[begin SOURCE MATERIAL]

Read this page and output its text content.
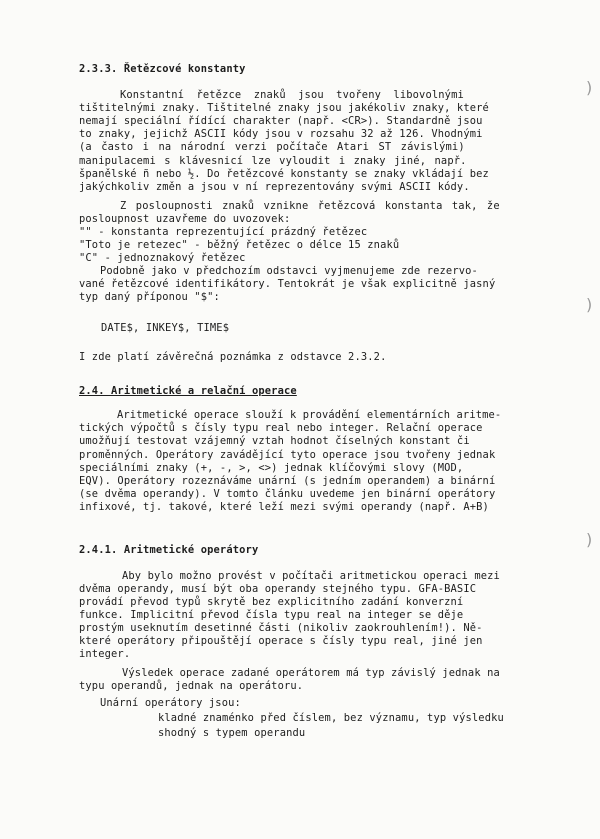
2.3.3. Řetězcové konstanty
Konstantní řetězce znaků jsou tvořeny libovolnými
tištitelnými znaky. Tištitelné znaky jsou jakékoliv znaky, které
nemají speciální řídící charakter (např. <CR>). Standardně jsou
to znaky, jejichž ASCII kódy jsou v rozsahu 32 až 126. Vhodnými
(a často i na národní verzi počítače Atari ST závislými)
manipulacemi s klávesnicí lze vyloudit i znaky jiné, např.
španělské ñ nebo ½. Do řetězcové konstanty se znaky vkládají bez
jakýchkoliv změn a jsou v ní reprezentovány svými ASCII kódy.
Z posloupnosti znaků vznikne řetězcová konstanta tak, že
posloupnost uzavřeme do uvozovek:
"" - konstanta reprezentující prázdný řetězec
"Toto je retezec" - běžný řetězec o délce 15 znaků
"C" - jednoznakový řetězec
Podobně jako v předchozím odstavci vyjmenujeme zde rezervo-
vané řetězcové identifikátory. Tentokrát je však explicitně jasný
typ daný příponou "$":
DATE$, INKEY$, TIME$
I zde platí závěrečná poznámka z odstavce 2.3.2.
2.4. Aritmetické a relační operace
Aritmetické operace slouží k provádění elementárních aritme-
tických výpočtů s čísly typu real nebo integer. Relační operace
umožňují testovat vzájemný vztah hodnot číselných konstant či
proměnných. Operátory zavádějící tyto operace jsou tvořeny jednak
speciálními znaky (+, -, >, <>) jednak klíčovými slovy (MOD,
EQV). Operátory rozeznáváme unární (s jedním operandem) a binární
(se dvěma operandy). V tomto článku uvedeme jen binární operátory
infixové, tj. takové, které leží mezi svými operandy (např. A+B)
2.4.1. Aritmetické operátory
Aby bylo možno provést v počítači aritmetickou operaci mezi
dvěma operandy, musí být oba operandy stejného typu. GFA-BASIC
provádí převod typů skrytě bez explicitního zadání konverzní
funkce. Implicitní převod čísla typu real na integer se děje
prostým useknutím desetinné části (nikoliv zaokrouhlením!). Ně-
které operátory připouštějí operace s čísly typu real, jiné jen
integer.
Výsledek operace zadané operátorem má typ závislý jednak na
typu operandů, jednak na operátoru.
Unární operátory jsou:
kladné znaménko před číslem, bez významu, typ výsledku
shodný s typem operandu
)
)
)
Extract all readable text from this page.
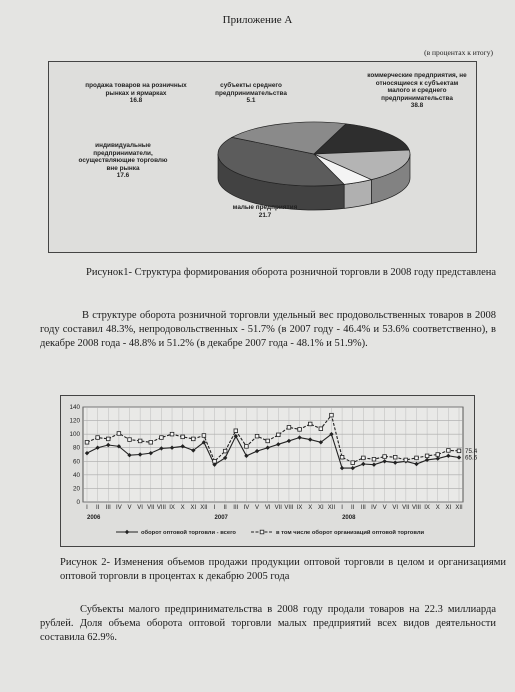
Приложение А
(в процентах к итогу)
продажа товаров на розничных рынках и ярмарках
16.8
субъекты среднего предпринимательства
5.1
коммерческие предприятия, не относящиеся к субъектам малого и среднего предпринимательства
38.8
индивидуальные предприниматели, осуществляющие торговлю вне рынка
17.6
малые предприятия
21.7
Рисунок1- Структура формирования оборота розничной торговли в 2008 году представлена
В структуре оборота розничной торговли удельный вес продовольственных товаров в 2008 году составил 48.3%, непродовольственных - 51.7% (в 2007 году - 46.4% и 53.6% соответственно), в декабре 2008 года - 48.8% и 51.2% (в декабре 2007 года - 48.1% и 51.9%).
0
20
40
60
80
100
120
140
I II III IV V VI VII VIII IX X XI XII I II III IV V VI VII VIII IX X XI XII I II III IV V VI VII VIII IX X XI XII
2006	2007	2008
65.6
75.4
оборот оптовой торговли - всего	в том числе оборот организаций оптовой торговли
Рисунок 2- Изменения объемов продажи продукции оптовой торговли в целом и организациями оптовой торговли в процентах к декабрю 2005 года
Субъекты малого предпринимательства в 2008 году продали товаров на 22.3 миллиарда рублей. Доля объема оборота оптовой торговли малых предприятий всех видов деятельности составила 62.9%.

[end SOURCE MATERIAL]

— PROBLEM DESCRIPTION —
Pictures appear in the records above. Output everything except them, exactly.

— RESULT OF THIS TASK —
Read this page and output its text content.
2.3.3. Řetězcové konstanty
Konstantní řetězce znaků jsou tvořeny libovolnými
tištitelnými znaky. Tištitelné znaky jsou jakékoliv znaky, které
nemají speciální řídící charakter (např. <CR>). Standardně jsou
to znaky, jejichž ASCII kódy jsou v rozsahu 32 až 126. Vhodnými
(a často i na národní verzi počítače Atari ST závislými)
manipulacemi s klávesnicí lze vyloudit i znaky jiné, např.
španělské ñ nebo ½. Do řetězcové konstanty se znaky vkládají bez
jakýchkoliv změn a jsou v ní reprezentovány svými ASCII kódy.
Z posloupnosti znaků vznikne řetězcová konstanta tak, že
posloupnost uzavřeme do uvozovek:
"" - konstanta reprezentující prázdný řetězec
"Toto je retezec" - běžný řetězec o délce 15 znaků
"C" - jednoznakový řetězec
Podobně jako v předchozím odstavci vyjmenujeme zde rezervo-
vané řetězcové identifikátory. Tentokrát je však explicitně jasný
typ daný příponou "$":
DATE$, INKEY$, TIME$
I zde platí závěrečná poznámka z odstavce 2.3.2.
2.4. Aritmetické a relační operace
Aritmetické operace slouží k provádění elementárních aritme-
tických výpočtů s čísly typu real nebo integer. Relační operace
umožňují testovat vzájemný vztah hodnot číselných konstant či
proměnných. Operátory zavádějící tyto operace jsou tvořeny jednak
speciálními znaky (+, -, >, <>) jednak klíčovými slovy (MOD,
EQV). Operátory rozeznáváme unární (s jedním operandem) a binární
(se dvěma operandy). V tomto článku uvedeme jen binární operátory
infixové, tj. takové, které leží mezi svými operandy (např. A+B)
2.4.1. Aritmetické operátory
Aby bylo možno provést v počítači aritmetickou operaci mezi
dvěma operandy, musí být oba operandy stejného typu. GFA-BASIC
provádí převod typů skrytě bez explicitního zadání konverzní
funkce. Implicitní převod čísla typu real na integer se děje
prostým useknutím desetinné části (nikoliv zaokrouhlením!). Ně-
které operátory připouštějí operace s čísly typu real, jiné jen
integer.
Výsledek operace zadané operátorem má typ závislý jednak na
typu operandů, jednak na operátoru.
Unární operátory jsou:
kladné znaménko před číslem, bez významu, typ výsledku
shodný s typem operandu
)
)
)
Extract all readable text from this page.
Приложение А
(в процентах к итогу)
продажа товаров на розничных рынках и ярмарках
16.8
субъекты среднего предпринимательства
5.1
коммерческие предприятия, не относящиеся к субъектам малого и среднего предпринимательства
38.8
индивидуальные предприниматели, осуществляющие торговлю вне рынка
17.6
малые предприятия
21.7
Рисунок1- Структура формирования оборота розничной торговли в 2008 году представлена
В структуре оборота розничной торговли удельный вес продовольственных товаров в 2008 году составил 48.3%, непродовольственных - 51.7% (в 2007 году - 46.4% и 53.6% соответственно), в декабре 2008 года - 48.8% и 51.2% (в декабре 2007 года - 48.1% и 51.9%).
0
20
40
60
80
100
120
140
I II III IV V VI VII VIII IX X XI XII I II III IV V VI VII VIII IX X XI XII I II III IV V VI VII VIII IX X XI XII
2006	2007	2008
65.6
75.4
оборот оптовой торговли - всего	в том числе оборот организаций оптовой торговли
Рисунок 2- Изменения объемов продажи продукции оптовой торговли в целом и организациями оптовой торговли в процентах к декабрю 2005 года
Субъекты малого предпринимательства в 2008 году продали товаров на 22.3 миллиарда рублей. Доля объема оборота оптовой торговли малых предприятий всех видов деятельности составила 62.9%.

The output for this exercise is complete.